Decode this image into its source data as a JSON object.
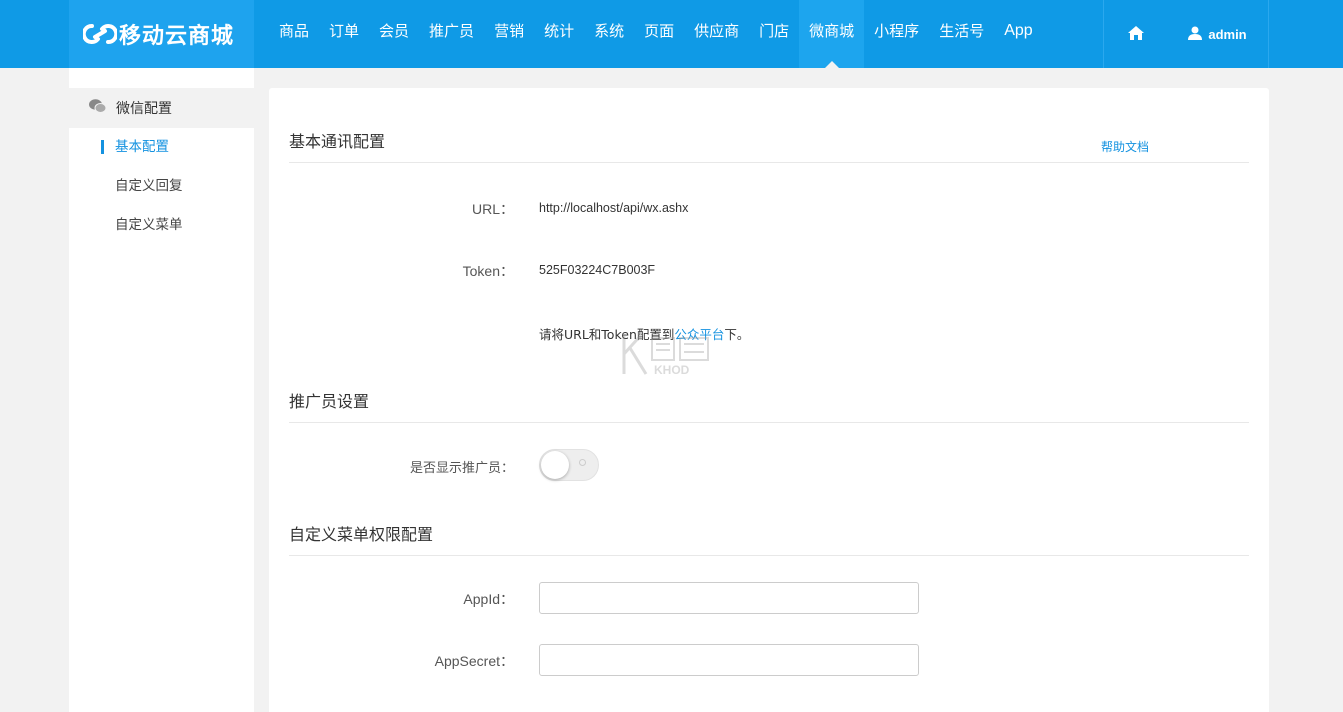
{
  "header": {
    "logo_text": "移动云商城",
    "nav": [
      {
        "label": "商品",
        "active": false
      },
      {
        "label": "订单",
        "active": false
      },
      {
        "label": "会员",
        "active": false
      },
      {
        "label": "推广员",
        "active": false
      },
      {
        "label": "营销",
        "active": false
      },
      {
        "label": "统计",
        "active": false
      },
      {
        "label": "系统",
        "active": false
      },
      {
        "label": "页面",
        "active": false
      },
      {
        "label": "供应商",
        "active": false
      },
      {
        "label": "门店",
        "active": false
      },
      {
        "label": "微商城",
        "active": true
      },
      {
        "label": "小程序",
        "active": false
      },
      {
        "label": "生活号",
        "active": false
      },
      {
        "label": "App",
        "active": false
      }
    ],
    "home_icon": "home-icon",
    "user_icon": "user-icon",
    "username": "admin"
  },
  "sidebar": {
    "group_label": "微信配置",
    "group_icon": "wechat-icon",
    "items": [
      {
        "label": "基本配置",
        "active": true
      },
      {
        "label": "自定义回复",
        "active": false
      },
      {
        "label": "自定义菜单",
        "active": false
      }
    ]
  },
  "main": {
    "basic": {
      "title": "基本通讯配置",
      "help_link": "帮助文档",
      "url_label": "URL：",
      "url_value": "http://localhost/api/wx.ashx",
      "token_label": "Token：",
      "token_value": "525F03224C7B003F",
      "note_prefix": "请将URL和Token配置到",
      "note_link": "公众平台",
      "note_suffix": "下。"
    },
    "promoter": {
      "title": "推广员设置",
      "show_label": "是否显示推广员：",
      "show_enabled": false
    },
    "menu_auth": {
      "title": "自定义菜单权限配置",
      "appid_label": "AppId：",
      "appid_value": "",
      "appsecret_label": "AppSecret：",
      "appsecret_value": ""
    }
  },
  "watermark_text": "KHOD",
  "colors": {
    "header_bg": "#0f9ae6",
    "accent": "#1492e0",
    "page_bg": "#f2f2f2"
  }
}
------------------------------------------------------------------------
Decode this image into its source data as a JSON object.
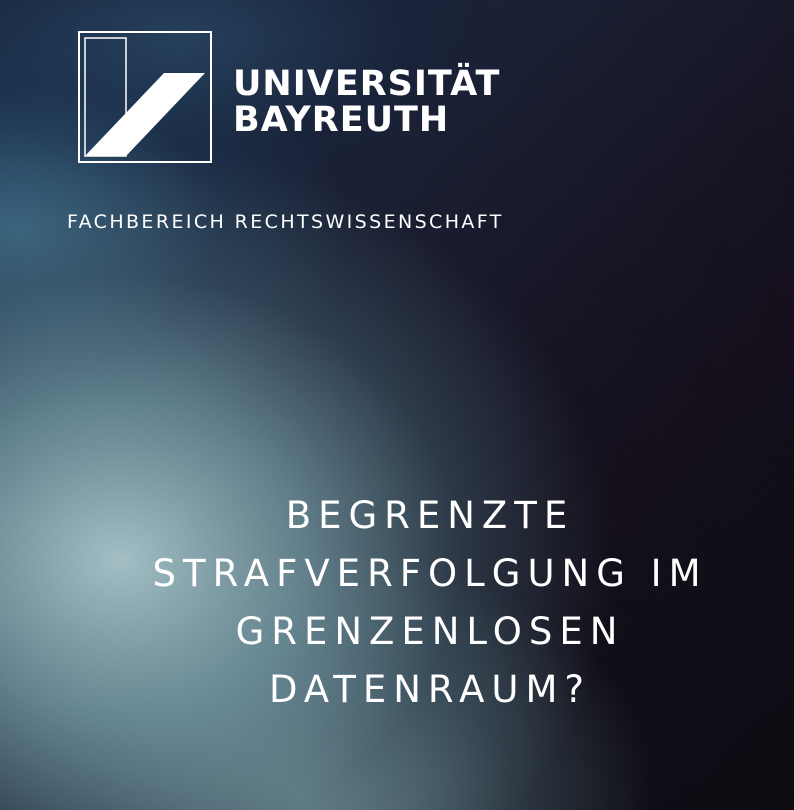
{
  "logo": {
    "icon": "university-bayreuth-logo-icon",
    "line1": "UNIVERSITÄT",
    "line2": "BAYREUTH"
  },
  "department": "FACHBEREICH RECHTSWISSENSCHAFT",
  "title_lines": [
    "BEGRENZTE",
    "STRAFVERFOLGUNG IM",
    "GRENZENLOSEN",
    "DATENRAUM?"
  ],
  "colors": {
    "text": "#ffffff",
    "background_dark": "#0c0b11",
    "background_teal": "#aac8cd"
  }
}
------------------------------------------------------------------------
Wherever "icon" shows up in a line, copy that line.

FINISHED ANSWER ->
    "home_icon": "home-icon",
    "user_icon": "user-icon",
    "group_icon": "wechat-icon",
    "icon": "university-bayreuth-logo-icon",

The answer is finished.